Jesus – you certainly show your wonderful deeds for us.  You feed and heal and instruct and love and welcome all who will come.  Thank you for being so marvelous and so loving. We wholeheartedly thank you. Amen.

Jesus is now into his second full year of ministry.  From the feeding of the 5,000 (last story we read last week), to the final story today, (the healing of the blind man) this is an 8-month period. It is spent much in Galilee, Herod’s jurisdiction, and the wonders of Jesus are making an eternal impression on many Greeks and Greek-speaking people as well. 

6:45ff The theme of Mark is “Jesus the Wonderful” and we certainly read of this today.  His walking on water is universal proof that this is God’s message bearer to us even to those who can’t bring themselves to surrender to Him as of yet. Walking on water is deity in action. He enters the boat and the storm calms immediately. Remember, that Jesus sent them on ahead and they are caught in contrary winds that have them basically rowing in place through most of the night.  Jesus comes, all is calm and they proceed. Perhaps this is a good place to make a devotional point –> in evaluation of this story, “if we try to go on ahead without Jesus, we will likely find ourselves in a storm that we cannot deal with, and wasting our energy.” We don’t want to parse that illustration in a myriad of ways but it seems to be a helpful dab of wisdom.  They soon land on shore and Jesus is healing EVERYONE he touches. Imagine the joy that was raging through the countryside like a wind of happiness!

Record list:
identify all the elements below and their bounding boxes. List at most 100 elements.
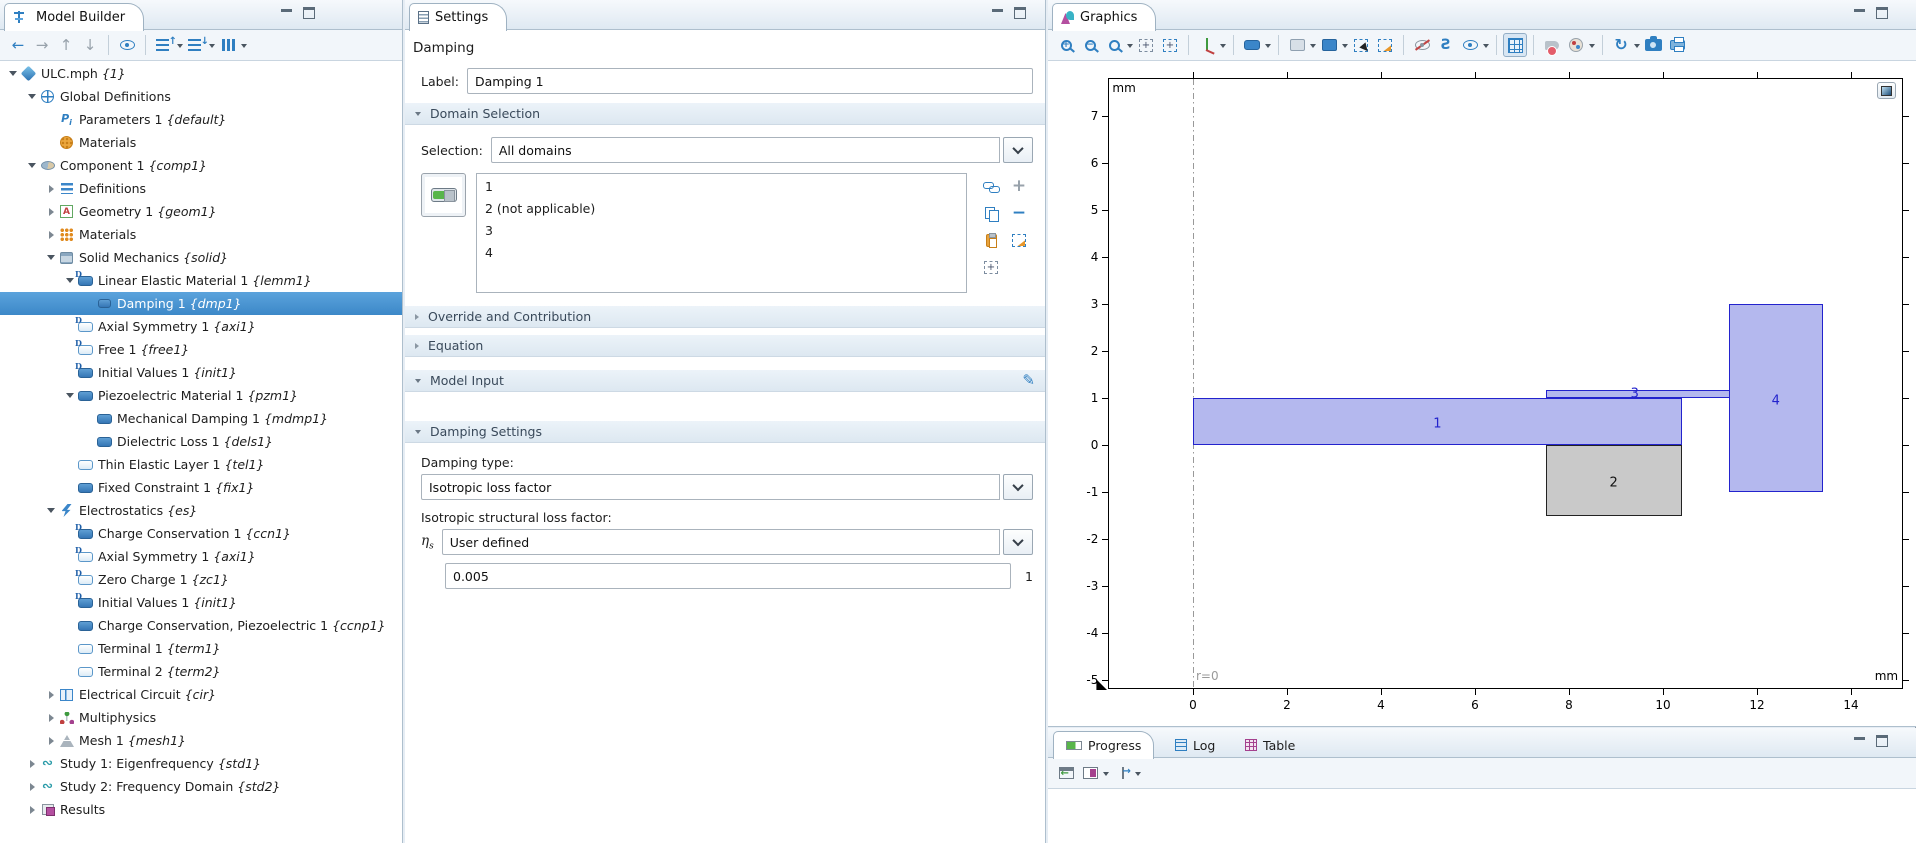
tree-node-axial-symmetry-1[interactable]: DAxial Symmetry 1{axi1} bbox=[0, 315, 402, 338]
show-button[interactable] bbox=[115, 33, 139, 57]
tree-node-dielectric-loss-1[interactable]: Dielectric Loss 1{dels1} bbox=[0, 430, 402, 453]
expand-all-button[interactable] bbox=[152, 33, 176, 57]
link-selection-button[interactable] bbox=[979, 175, 1003, 199]
tree-node-linear-elastic-material-1[interactable]: DLinear Elastic Material 1{lemm1} bbox=[0, 269, 402, 292]
selection-combo-input[interactable] bbox=[491, 137, 1000, 163]
color-palette-dropdown[interactable] bbox=[1589, 44, 1595, 51]
view-orientation-dropdown[interactable] bbox=[1220, 44, 1226, 51]
maximize-button[interactable] bbox=[1876, 735, 1888, 747]
collapse-arrow-icon[interactable] bbox=[25, 163, 39, 168]
edit-model-input-icon[interactable]: ✎ bbox=[1022, 373, 1035, 388]
tree-node-electrical-circuit[interactable]: Electrical Circuit{cir} bbox=[0, 683, 402, 706]
collapse-all-button[interactable] bbox=[184, 33, 208, 57]
expand-arrow-icon[interactable] bbox=[44, 231, 58, 239]
tab-settings[interactable]: Settings bbox=[409, 3, 507, 31]
tree-node-charge-conservation-piezoelectric-1[interactable]: Charge Conservation, Piezoelectric 1{ccn… bbox=[0, 614, 402, 637]
move-down-button[interactable]: ↓ bbox=[78, 33, 102, 57]
collapse-arrow-icon[interactable] bbox=[6, 71, 20, 76]
select-domains-dropdown[interactable] bbox=[1265, 44, 1271, 51]
tree-node-thin-elastic-layer-1[interactable]: Thin Elastic Layer 1{tel1} bbox=[0, 453, 402, 476]
tree-node-electrostatics[interactable]: Electrostatics{es} bbox=[0, 499, 402, 522]
plot-window-button[interactable] bbox=[1877, 82, 1896, 99]
maximize-button[interactable] bbox=[1876, 7, 1888, 19]
view-hidden-button[interactable] bbox=[1458, 33, 1482, 57]
zoom-to-selection-button[interactable]: + bbox=[979, 256, 1003, 280]
selection-box-add-dropdown[interactable] bbox=[1310, 44, 1316, 51]
tree-node-geometry-1[interactable]: AGeometry 1{geom1} bbox=[0, 200, 402, 223]
maximize-button[interactable] bbox=[1014, 7, 1026, 19]
minimize-button[interactable] bbox=[1853, 735, 1866, 746]
add-button[interactable]: + bbox=[1007, 175, 1031, 199]
domain-list-item[interactable]: 2 (not applicable) bbox=[477, 198, 966, 220]
paste-selection-button[interactable] bbox=[979, 229, 1003, 253]
forward-button[interactable]: → bbox=[30, 33, 54, 57]
zoom-extents-button[interactable]: + bbox=[1134, 33, 1158, 57]
damping-type-dropdown[interactable] bbox=[1003, 474, 1033, 500]
snapshot-camera-button[interactable] bbox=[1641, 33, 1665, 57]
detach-window-dropdown[interactable] bbox=[1135, 772, 1141, 779]
expand-arrow-icon[interactable] bbox=[44, 691, 58, 699]
grid-button[interactable] bbox=[1503, 33, 1527, 57]
tree-node-materials[interactable]: Materials bbox=[0, 223, 402, 246]
move-up-button[interactable]: ↑ bbox=[54, 33, 78, 57]
expand-arrow-icon[interactable] bbox=[25, 783, 39, 791]
tab-log[interactable]: Log bbox=[1163, 731, 1227, 759]
tree-node-ulc-mph[interactable]: ULC.mph{1} bbox=[0, 62, 402, 85]
select-domains-button[interactable] bbox=[1240, 33, 1264, 57]
show-side-window-button[interactable] bbox=[1078, 761, 1102, 785]
color-palette-button[interactable] bbox=[1564, 33, 1588, 57]
tree-node-damping-1[interactable]: Damping 1{dmp1} bbox=[0, 292, 402, 315]
minimize-button[interactable] bbox=[280, 7, 293, 18]
expand-arrow-icon[interactable] bbox=[44, 185, 58, 193]
eta-source-dropdown[interactable] bbox=[1003, 529, 1033, 555]
tree-node-study-1-eigenfrequency[interactable]: ∾Study 1: Eigenfrequency{std1} bbox=[0, 752, 402, 775]
print-button[interactable] bbox=[1665, 33, 1689, 57]
tree-node-component-1[interactable]: Component 1{comp1} bbox=[0, 154, 402, 177]
copy-selection-button[interactable] bbox=[979, 202, 1003, 226]
tab-graphics[interactable]: Graphics bbox=[1052, 3, 1156, 31]
selection-box-blue-dropdown[interactable] bbox=[1342, 44, 1348, 51]
tree-node-global-definitions[interactable]: Global Definitions bbox=[0, 85, 402, 108]
loss-factor-input[interactable] bbox=[445, 563, 1011, 589]
selection-box-add-button[interactable] bbox=[1285, 33, 1309, 57]
reset-hiding-button[interactable]: Ƨ bbox=[1434, 33, 1458, 57]
minimize-button[interactable] bbox=[991, 7, 1004, 18]
hide-eye-button[interactable] bbox=[1410, 33, 1434, 57]
collapse-all-dropdown[interactable] bbox=[209, 44, 215, 51]
tree-node-solid-mechanics[interactable]: Solid Mechanics{solid} bbox=[0, 246, 402, 269]
domain-list-item[interactable]: 4 bbox=[477, 242, 966, 264]
expand-arrow-icon[interactable] bbox=[25, 806, 39, 814]
tree-node-terminal-2[interactable]: Terminal 2{term2} bbox=[0, 660, 402, 683]
plot-area[interactable]: 123402468101214-5-4-3-2-101234567mmmmr=0 bbox=[1048, 62, 1916, 726]
domain-list-item[interactable]: 3 bbox=[477, 220, 966, 242]
detach-window-button[interactable] bbox=[1110, 761, 1134, 785]
tree-node-terminal-1[interactable]: Terminal 1{term1} bbox=[0, 637, 402, 660]
tree-node-mesh-1[interactable]: Mesh 1{mesh1} bbox=[0, 729, 402, 752]
section-domain-selection[interactable]: Domain Selection bbox=[405, 102, 1045, 125]
minimize-button[interactable] bbox=[1853, 7, 1866, 18]
tab-progress[interactable]: Progress bbox=[1053, 731, 1154, 759]
deselect-brush-button[interactable] bbox=[1373, 33, 1397, 57]
collapse-arrow-icon[interactable] bbox=[44, 255, 58, 260]
expand-arrow-icon[interactable] bbox=[44, 737, 58, 745]
scene-light-button[interactable]: ↻ bbox=[1609, 33, 1633, 57]
tree-node-free-1[interactable]: DFree 1{free1} bbox=[0, 338, 402, 361]
damping-type-combo[interactable] bbox=[421, 474, 1000, 500]
scene-light-dropdown[interactable] bbox=[1634, 44, 1640, 51]
view-orientation-button[interactable] bbox=[1195, 33, 1219, 57]
tree-node-study-2-frequency-domain[interactable]: ∾Study 2: Frequency Domain{std2} bbox=[0, 775, 402, 798]
dock-window-button[interactable] bbox=[1054, 761, 1078, 785]
tree-node-definitions[interactable]: Definitions bbox=[0, 177, 402, 200]
select-cursor-button[interactable] bbox=[1349, 33, 1373, 57]
selection-combo-dropdown[interactable] bbox=[1003, 137, 1033, 163]
tree-node-fixed-constraint-1[interactable]: Fixed Constraint 1{fix1} bbox=[0, 476, 402, 499]
maximize-button[interactable] bbox=[303, 7, 315, 19]
deselect-box-button[interactable] bbox=[1007, 229, 1031, 253]
tree-node-materials[interactable]: Materials bbox=[0, 131, 402, 154]
section-equation[interactable]: Equation bbox=[405, 334, 1045, 357]
remove-button[interactable]: − bbox=[1007, 202, 1031, 226]
tab-table[interactable]: Table bbox=[1233, 731, 1307, 759]
collapse-arrow-icon[interactable] bbox=[44, 508, 58, 513]
image-snapshot-frame-button[interactable]: + bbox=[1158, 33, 1182, 57]
tree-node-initial-values-1[interactable]: DInitial Values 1{init1} bbox=[0, 591, 402, 614]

Exercise requirements:
Carry the commentary on Mark forward from its last sentence with the next passage. The items have no connection to the commentary on Mark.

Expected answer:
Perhaps the day ended and the disciples -part elated, part in shock- and by nightfall they’re thinking, “uh, let’s stay with Jesus, avoid the storms, and watch all the wonders, eh?”
7 –  The Pharisees confront Jesus about how his disciples weren’t washing their hands properly before eating. The full explanation of this tradition could easily be a half day lecture /discussion so we’ll just ask this: “if you ran into Jesus personally do you ask Him to touch your life too or do you ask him about the sanitary status of His disciples hands?” Really! Jesus lets ’em have it over this one. He points out the real issue – the hypocrisy of the Pharisees and he details the matter. It’s a lesson that angered them to the point of no return.  Jesus does two more prominent healings in this chapter. [Remember there were thousands of other healings that we are not told of.] He heals a young girl of demon possession out west near the coast. The area was Phoenician. The area was cultic – thus the encounter, the mother’s reasoning and persistence, Jesus agreement and the blessing is all quite a story.  We can take away from this that we are to encourage people of any background that if they can’t get through to Jesus, keep pressing until you do – because you will.         Next he heals a deaf/mute man. Last story the request for healing came from the mother. This time it comes from everyone who knew him. What a great way to have the witness of Jesus’ power explode.  And everyone marveled.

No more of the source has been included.